**Set task:**
Write out all of the data without omission, exactly as shown.
..........
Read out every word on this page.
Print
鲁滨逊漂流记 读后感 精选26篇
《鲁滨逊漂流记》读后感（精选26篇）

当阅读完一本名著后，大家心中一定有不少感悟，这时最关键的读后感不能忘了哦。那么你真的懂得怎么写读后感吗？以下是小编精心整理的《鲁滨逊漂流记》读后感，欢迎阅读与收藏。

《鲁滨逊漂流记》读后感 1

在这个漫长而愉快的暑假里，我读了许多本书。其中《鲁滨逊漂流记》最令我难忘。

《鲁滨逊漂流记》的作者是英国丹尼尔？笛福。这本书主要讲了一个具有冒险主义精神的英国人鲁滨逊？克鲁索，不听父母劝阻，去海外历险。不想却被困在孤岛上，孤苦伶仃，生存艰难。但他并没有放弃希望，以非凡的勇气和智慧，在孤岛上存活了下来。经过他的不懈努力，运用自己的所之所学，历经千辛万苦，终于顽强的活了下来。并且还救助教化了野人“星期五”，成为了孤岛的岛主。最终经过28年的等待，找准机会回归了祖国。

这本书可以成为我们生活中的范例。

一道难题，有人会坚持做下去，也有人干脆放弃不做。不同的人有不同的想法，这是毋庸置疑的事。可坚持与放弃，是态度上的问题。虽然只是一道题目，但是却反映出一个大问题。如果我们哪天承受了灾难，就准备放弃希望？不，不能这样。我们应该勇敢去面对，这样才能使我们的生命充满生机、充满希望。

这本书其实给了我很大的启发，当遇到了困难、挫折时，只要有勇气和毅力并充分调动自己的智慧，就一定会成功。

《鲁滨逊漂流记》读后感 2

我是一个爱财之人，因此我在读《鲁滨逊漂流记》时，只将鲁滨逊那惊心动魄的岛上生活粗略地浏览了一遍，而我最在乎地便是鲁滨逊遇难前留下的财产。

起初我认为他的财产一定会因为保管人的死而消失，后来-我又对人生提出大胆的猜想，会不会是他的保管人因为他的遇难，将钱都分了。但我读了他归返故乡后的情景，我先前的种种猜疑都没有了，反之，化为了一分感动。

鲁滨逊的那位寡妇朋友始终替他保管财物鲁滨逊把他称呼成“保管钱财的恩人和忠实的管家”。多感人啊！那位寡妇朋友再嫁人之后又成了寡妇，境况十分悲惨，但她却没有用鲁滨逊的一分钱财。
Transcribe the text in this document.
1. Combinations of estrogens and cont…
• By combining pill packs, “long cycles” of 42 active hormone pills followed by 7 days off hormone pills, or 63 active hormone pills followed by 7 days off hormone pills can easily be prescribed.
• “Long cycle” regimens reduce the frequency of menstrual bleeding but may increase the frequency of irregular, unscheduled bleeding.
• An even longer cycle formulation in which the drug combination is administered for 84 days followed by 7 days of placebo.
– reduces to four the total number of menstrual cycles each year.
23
..........
**Answer below:**
Read out every word on this page.
Print
鲁滨逊漂流记 读后感 精选26篇
《鲁滨逊漂流记》读后感（精选26篇）

当阅读完一本名著后，大家心中一定有不少感悟，这时最关键的读后感不能忘了哦。那么你真的懂得怎么写读后感吗？以下是小编精心整理的《鲁滨逊漂流记》读后感，欢迎阅读与收藏。

《鲁滨逊漂流记》读后感 1

在这个漫长而愉快的暑假里，我读了许多本书。其中《鲁滨逊漂流记》最令我难忘。

《鲁滨逊漂流记》的作者是英国丹尼尔？笛福。这本书主要讲了一个具有冒险主义精神的英国人鲁滨逊？克鲁索，不听父母劝阻，去海外历险。不想却被困在孤岛上，孤苦伶仃，生存艰难。但他并没有放弃希望，以非凡的勇气和智慧，在孤岛上存活了下来。经过他的不懈努力，运用自己的所之所学，历经千辛万苦，终于顽强的活了下来。并且还救助教化了野人“星期五”，成为了孤岛的岛主。最终经过28年的等待，找准机会回归了祖国。

这本书可以成为我们生活中的范例。

一道难题，有人会坚持做下去，也有人干脆放弃不做。不同的人有不同的想法，这是毋庸置疑的事。可坚持与放弃，是态度上的问题。虽然只是一道题目，但是却反映出一个大问题。如果我们哪天承受了灾难，就准备放弃希望？不，不能这样。我们应该勇敢去面对，这样才能使我们的生命充满生机、充满希望。

这本书其实给了我很大的启发，当遇到了困难、挫折时，只要有勇气和毅力并充分调动自己的智慧，就一定会成功。

《鲁滨逊漂流记》读后感 2

我是一个爱财之人，因此我在读《鲁滨逊漂流记》时，只将鲁滨逊那惊心动魄的岛上生活粗略地浏览了一遍，而我最在乎地便是鲁滨逊遇难前留下的财产。

起初我认为他的财产一定会因为保管人的死而消失，后来-我又对人生提出大胆的猜想，会不会是他的保管人因为他的遇难，将钱都分了。但我读了他归返故乡后的情景，我先前的种种猜疑都没有了，反之，化为了一分感动。

鲁滨逊的那位寡妇朋友始终替他保管财物鲁滨逊把他称呼成“保管钱财的恩人和忠实的管家”。多感人啊！那位寡妇朋友再嫁人之后又成了寡妇，境况十分悲惨，但她却没有用鲁滨逊的一分钱财。
Transcribe the text in this document.
1. Combinations of estrogens and cont…
• By combining pill packs, “long cycles” of 42 active hormone pills followed by 7 days off hormone pills, or 63 active hormone pills followed by 7 days off hormone pills can easily be prescribed.
• “Long cycle” regimens reduce the frequency of menstrual bleeding but may increase the frequency of irregular, unscheduled bleeding.
• An even longer cycle formulation in which the drug combination is administered for 84 days followed by 7 days of placebo.
– reduces to four the total number of menstrual cycles each year.
23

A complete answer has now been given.